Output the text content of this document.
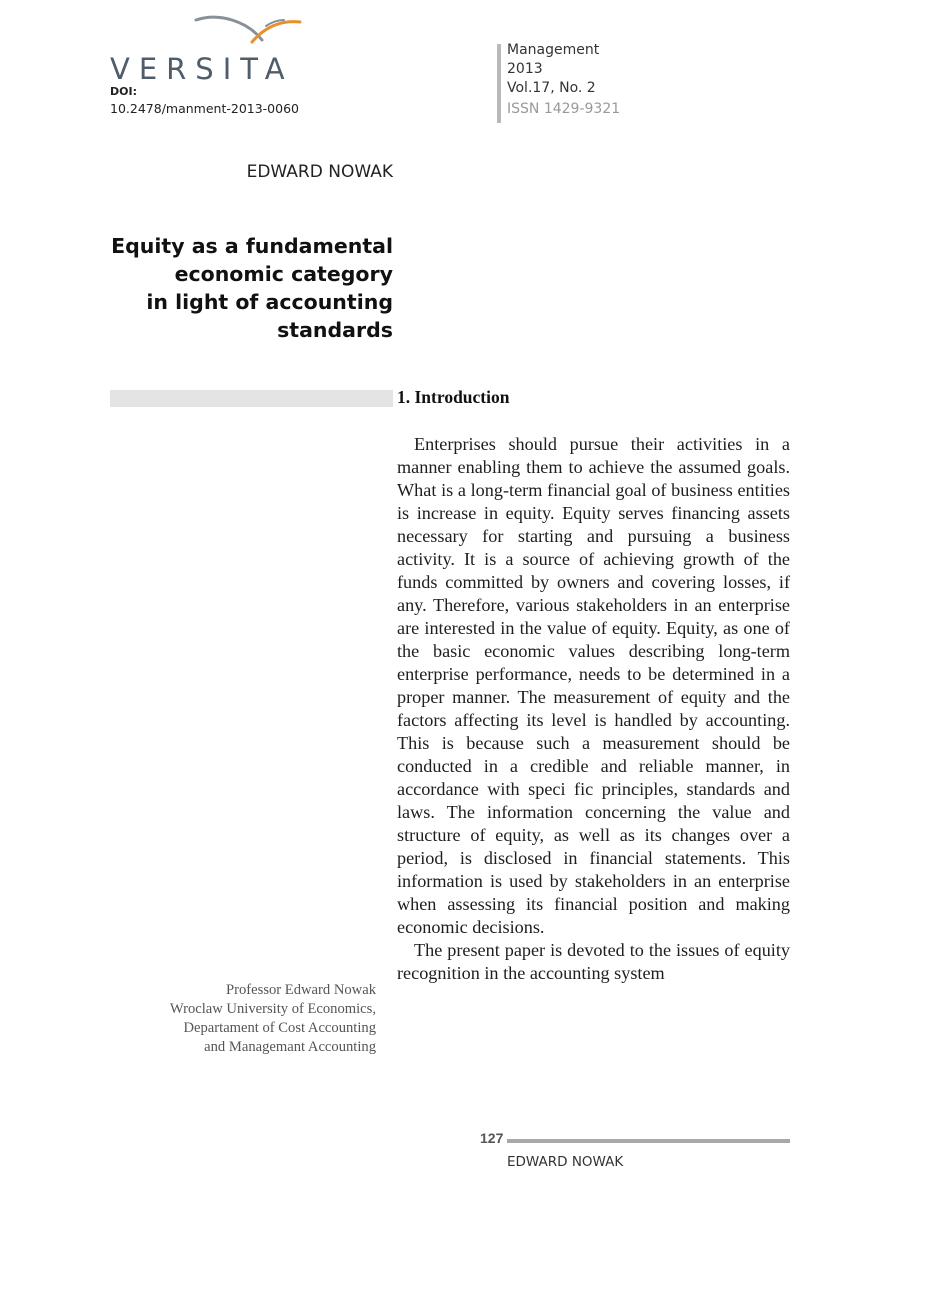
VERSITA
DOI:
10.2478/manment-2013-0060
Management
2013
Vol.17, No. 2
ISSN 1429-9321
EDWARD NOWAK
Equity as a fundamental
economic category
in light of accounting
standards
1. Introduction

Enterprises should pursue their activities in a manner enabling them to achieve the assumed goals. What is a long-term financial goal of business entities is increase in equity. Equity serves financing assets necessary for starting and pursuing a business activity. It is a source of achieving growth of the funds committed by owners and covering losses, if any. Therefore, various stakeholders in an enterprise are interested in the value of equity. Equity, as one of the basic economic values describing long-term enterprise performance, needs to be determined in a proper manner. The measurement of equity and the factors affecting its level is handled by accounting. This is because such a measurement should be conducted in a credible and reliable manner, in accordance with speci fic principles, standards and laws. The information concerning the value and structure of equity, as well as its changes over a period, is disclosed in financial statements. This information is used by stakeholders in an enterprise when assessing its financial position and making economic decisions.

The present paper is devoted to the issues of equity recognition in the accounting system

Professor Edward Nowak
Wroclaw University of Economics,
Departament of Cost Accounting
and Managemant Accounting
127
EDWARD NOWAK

__________________________________________________

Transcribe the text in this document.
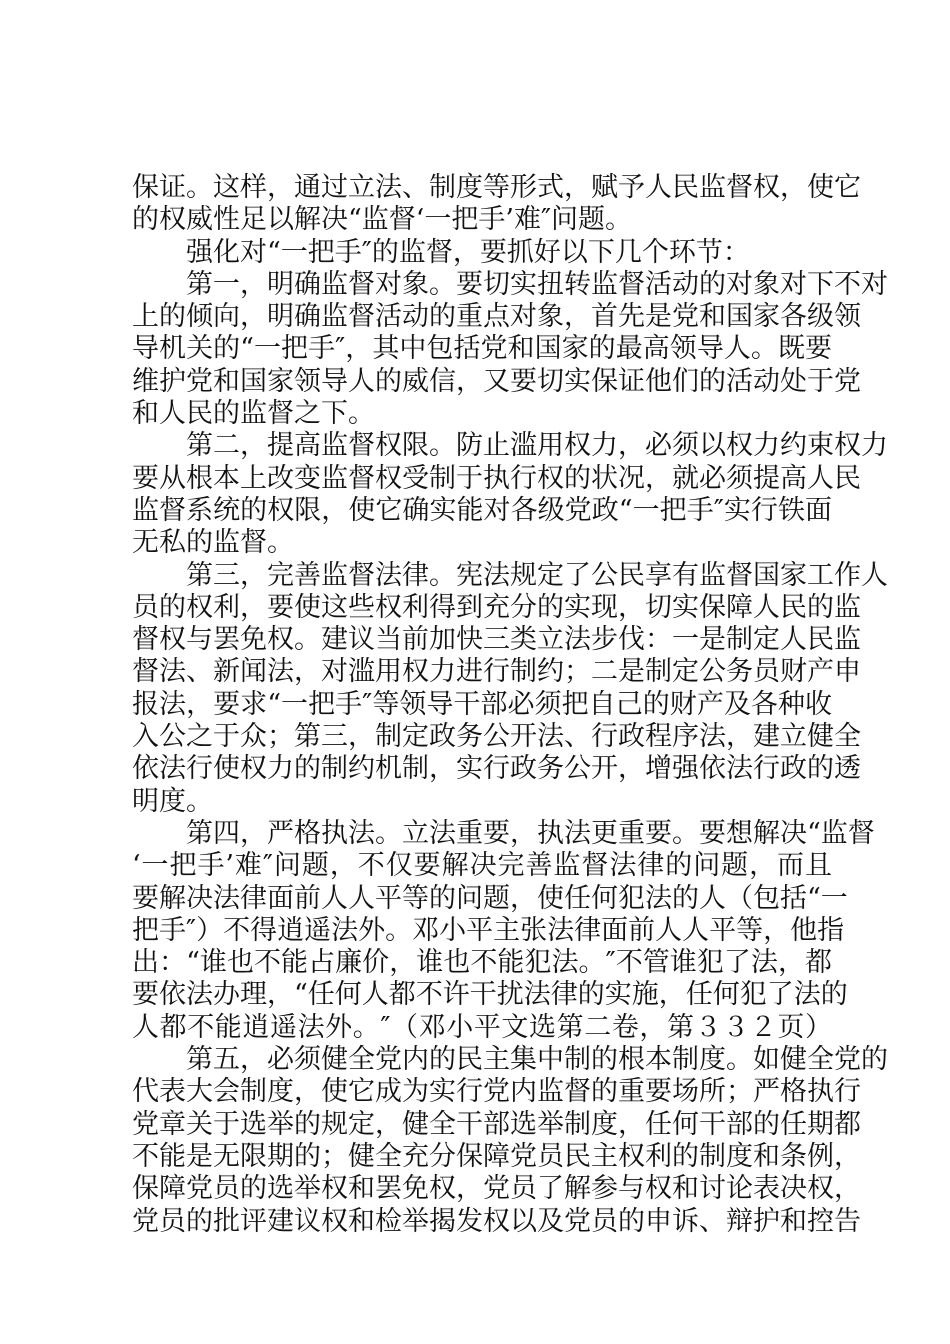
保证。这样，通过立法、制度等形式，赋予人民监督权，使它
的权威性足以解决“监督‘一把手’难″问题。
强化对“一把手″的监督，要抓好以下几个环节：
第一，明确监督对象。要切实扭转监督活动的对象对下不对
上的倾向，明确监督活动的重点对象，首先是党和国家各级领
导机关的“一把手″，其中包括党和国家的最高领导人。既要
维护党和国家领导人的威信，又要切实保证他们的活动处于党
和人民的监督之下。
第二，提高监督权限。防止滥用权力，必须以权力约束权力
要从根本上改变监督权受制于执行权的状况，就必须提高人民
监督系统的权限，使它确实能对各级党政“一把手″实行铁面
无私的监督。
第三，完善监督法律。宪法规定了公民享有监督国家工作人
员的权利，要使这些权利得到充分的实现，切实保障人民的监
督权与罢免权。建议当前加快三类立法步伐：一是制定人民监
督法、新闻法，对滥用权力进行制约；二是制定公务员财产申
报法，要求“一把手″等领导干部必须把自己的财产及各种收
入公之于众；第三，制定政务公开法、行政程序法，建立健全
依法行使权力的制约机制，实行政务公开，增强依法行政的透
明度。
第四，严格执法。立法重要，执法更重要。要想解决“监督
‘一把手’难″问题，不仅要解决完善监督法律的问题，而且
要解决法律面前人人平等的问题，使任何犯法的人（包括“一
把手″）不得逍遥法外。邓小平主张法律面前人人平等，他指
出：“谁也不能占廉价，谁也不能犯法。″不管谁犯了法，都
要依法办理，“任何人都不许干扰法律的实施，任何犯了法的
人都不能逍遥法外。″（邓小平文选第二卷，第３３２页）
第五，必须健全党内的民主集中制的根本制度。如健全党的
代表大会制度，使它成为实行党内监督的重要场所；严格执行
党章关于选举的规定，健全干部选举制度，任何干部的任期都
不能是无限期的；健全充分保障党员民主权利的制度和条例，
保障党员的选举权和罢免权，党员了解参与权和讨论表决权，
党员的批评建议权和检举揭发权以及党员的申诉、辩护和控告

__________________________________________________

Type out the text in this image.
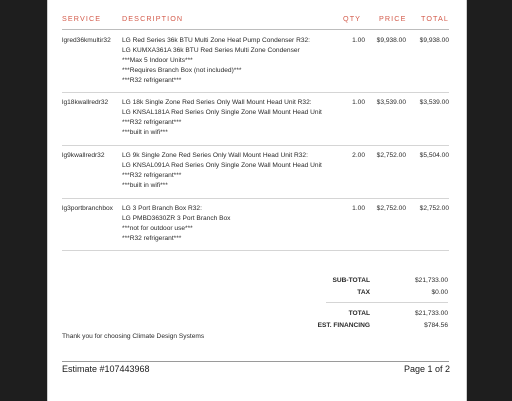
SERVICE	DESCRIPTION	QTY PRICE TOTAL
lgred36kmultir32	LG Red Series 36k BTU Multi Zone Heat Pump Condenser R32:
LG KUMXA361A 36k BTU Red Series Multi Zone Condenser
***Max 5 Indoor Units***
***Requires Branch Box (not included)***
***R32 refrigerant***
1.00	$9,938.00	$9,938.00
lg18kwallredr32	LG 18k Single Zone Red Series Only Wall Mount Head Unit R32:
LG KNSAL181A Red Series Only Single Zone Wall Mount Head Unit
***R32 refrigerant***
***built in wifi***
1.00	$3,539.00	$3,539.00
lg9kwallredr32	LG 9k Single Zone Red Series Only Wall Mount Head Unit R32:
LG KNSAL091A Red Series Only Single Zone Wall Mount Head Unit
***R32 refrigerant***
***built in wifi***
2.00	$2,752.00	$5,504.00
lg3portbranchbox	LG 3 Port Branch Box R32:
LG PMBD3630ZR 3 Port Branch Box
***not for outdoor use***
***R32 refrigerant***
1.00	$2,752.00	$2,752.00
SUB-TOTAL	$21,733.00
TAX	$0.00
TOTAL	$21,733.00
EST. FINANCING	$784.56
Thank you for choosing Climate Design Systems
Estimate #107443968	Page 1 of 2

__________________________________________________

Show all lines in the entries above where the string "Mount" appears.

lg18kwallredr32	LG 18k Single Zone Red Series Only Wall Mount Head Unit R32:
LG KNSAL181A Red Series Only Single Zone Wall Mount Head Unit
lg9kwallredr32	LG 9k Single Zone Red Series Only Wall Mount Head Unit R32:
LG KNSAL091A Red Series Only Single Zone Wall Mount Head Unit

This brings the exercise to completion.